OBJECTIVE
Write out all entries word for word.

THE INPUT
##########

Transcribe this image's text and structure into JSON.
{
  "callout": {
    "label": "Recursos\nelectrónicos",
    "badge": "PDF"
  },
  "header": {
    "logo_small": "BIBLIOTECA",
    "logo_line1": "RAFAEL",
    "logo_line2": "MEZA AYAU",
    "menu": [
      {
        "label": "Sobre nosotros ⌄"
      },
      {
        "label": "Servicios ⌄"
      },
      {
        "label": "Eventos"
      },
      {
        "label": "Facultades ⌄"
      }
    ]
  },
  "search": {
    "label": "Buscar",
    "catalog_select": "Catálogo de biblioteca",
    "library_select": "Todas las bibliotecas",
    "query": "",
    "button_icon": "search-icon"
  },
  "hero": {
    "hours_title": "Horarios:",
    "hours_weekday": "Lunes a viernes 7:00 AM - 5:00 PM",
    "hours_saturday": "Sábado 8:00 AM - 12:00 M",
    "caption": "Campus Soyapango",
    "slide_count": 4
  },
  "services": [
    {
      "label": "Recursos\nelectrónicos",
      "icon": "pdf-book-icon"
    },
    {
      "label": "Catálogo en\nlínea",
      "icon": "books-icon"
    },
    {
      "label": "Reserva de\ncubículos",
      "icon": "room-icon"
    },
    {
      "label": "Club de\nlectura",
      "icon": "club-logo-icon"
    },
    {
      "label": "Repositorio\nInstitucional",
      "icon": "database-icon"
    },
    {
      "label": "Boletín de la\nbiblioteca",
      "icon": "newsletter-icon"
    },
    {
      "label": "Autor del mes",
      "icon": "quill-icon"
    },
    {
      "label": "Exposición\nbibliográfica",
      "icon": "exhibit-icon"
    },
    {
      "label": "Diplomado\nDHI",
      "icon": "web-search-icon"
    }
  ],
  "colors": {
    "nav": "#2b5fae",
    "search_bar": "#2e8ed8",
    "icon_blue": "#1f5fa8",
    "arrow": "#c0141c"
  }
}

##########

EXERCISE RESPONSE
Transcribe this image's text and structure into JSON.
{
  "callout": {
    "label": "Recursos\nelectrónicos",
    "badge": "PDF"
  },
  "header": {
    "logo_small": "BIBLIOTECA",
    "logo_line1": "RAFAEL",
    "logo_line2": "MEZA AYAU",
    "menu": [
      {
        "label": "Sobre nosotros ⌄"
      },
      {
        "label": "Servicios ⌄"
      },
      {
        "label": "Eventos"
      },
      {
        "label": "Facultades ⌄"
      }
    ]
  },
  "search": {
    "label": "Buscar",
    "catalog_select": "Catálogo de biblioteca",
    "library_select": "Todas las bibliotecas",
    "query": "",
    "button_icon": "search-icon"
  },
  "hero": {
    "hours_title": "Horarios:",
    "hours_weekday": "Lunes a viernes 7:00 AM - 5:00 PM",
    "hours_saturday": "Sábado 8:00 AM - 12:00 M",
    "caption": "Campus Soyapango",
    "slide_count": 4
  },
  "services": [
    {
      "label": "Recursos\nelectrónicos",
      "icon": "pdf-book-icon"
    },
    {
      "label": "Catálogo en\nlínea",
      "icon": "books-icon"
    },
    {
      "label": "Reserva de\ncubículos",
      "icon": "room-icon"
    },
    {
      "label": "Club de\nlectura",
      "icon": "club-logo-icon"
    },
    {
      "label": "Repositorio\nInstitucional",
      "icon": "database-icon"
    },
    {
      "label": "Boletín de la\nbiblioteca",
      "icon": "newsletter-icon"
    },
    {
      "label": "Autor del mes",
      "icon": "quill-icon"
    },
    {
      "label": "Exposición\nbibliográfica",
      "icon": "exhibit-icon"
    },
    {
      "label": "Diplomado\nDHI",
      "icon": "web-search-icon"
    }
  ],
  "colors": {
    "nav": "#2b5fae",
    "search_bar": "#2e8ed8",
    "icon_blue": "#1f5fa8",
    "arrow": "#c0141c"
  }
}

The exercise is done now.